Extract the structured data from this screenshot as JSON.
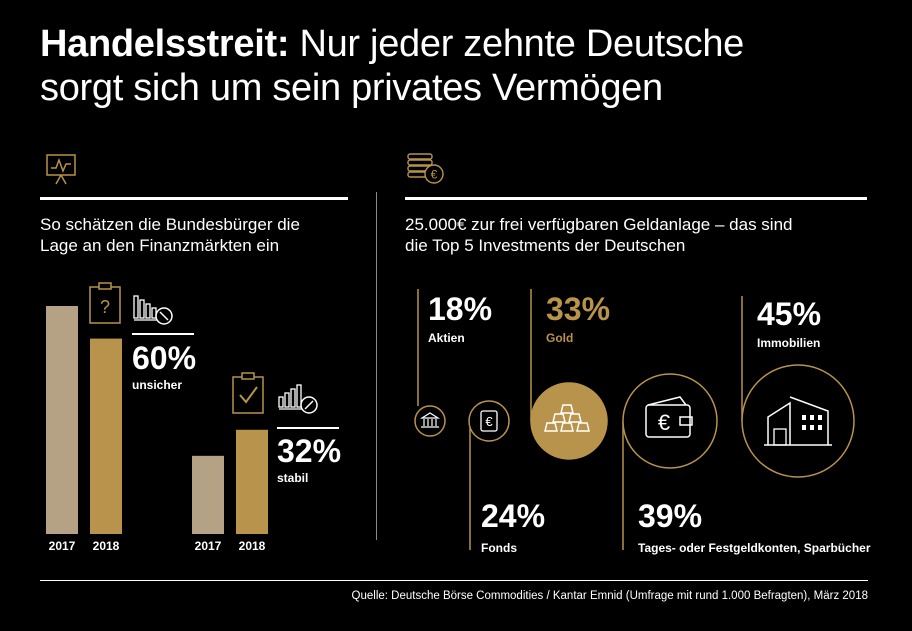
{
  "colors": {
    "background": "#000000",
    "gold": "#b8934b",
    "beige": "#b5a183",
    "text": "#ffffff"
  },
  "title": {
    "bold": "Handelsstreit:",
    "rest": " Nur jeder zehnte Deutsche",
    "line2": "sorgt sich um sein privates Vermögen"
  },
  "left": {
    "icon": "presentation-chart-icon",
    "subtitle_line1": "So schätzen die Bundesbürger die",
    "subtitle_line2": "Lage an den Finanzmärkten ein"
  },
  "right": {
    "icon": "coins-euro-icon",
    "subtitle_line1": "25.000€ zur frei verfügbaren Geldanlage – das sind",
    "subtitle_line2": "die Top 5 Investments der Deutschen"
  },
  "chart_data": [
    {
      "type": "bar",
      "series": [
        {
          "name": "2017",
          "values": [
            null,
            null
          ]
        },
        {
          "name": "2018",
          "values": [
            60,
            32
          ]
        }
      ],
      "groups": [
        {
          "label": "unsicher",
          "value_text": "60%",
          "icon": "clipboard-question-icon",
          "trend_icon": "chart-down-icon",
          "years": [
            "2017",
            "2018"
          ],
          "values": [
            70,
            60
          ]
        },
        {
          "label": "stabil",
          "value_text": "32%",
          "icon": "clipboard-check-icon",
          "trend_icon": "chart-up-icon",
          "years": [
            "2017",
            "2018"
          ],
          "values": [
            24,
            32
          ]
        }
      ]
    },
    {
      "type": "bar",
      "categories": [
        "Aktien",
        "Fonds",
        "Gold",
        "Tages- oder Festgeldkonten, Sparbücher",
        "Immobilien"
      ],
      "values": [
        18,
        24,
        33,
        39,
        45
      ],
      "value_texts": [
        "18%",
        "24%",
        "33%",
        "39%",
        "45%"
      ],
      "icons": [
        "bank-icon",
        "euro-coin-icon",
        "gold-bars-icon",
        "wallet-icon",
        "house-icon"
      ],
      "highlight": "Gold"
    }
  ],
  "source": "Quelle: Deutsche Börse Commodities / Kantar Emnid (Umfrage mit rund 1.000 Befragten), März 2018"
}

Set problem
Go through the records and pull out each line that includes the word "clipboard".

Result
          "icon": "clipboard-question-icon",
          "icon": "clipboard-check-icon",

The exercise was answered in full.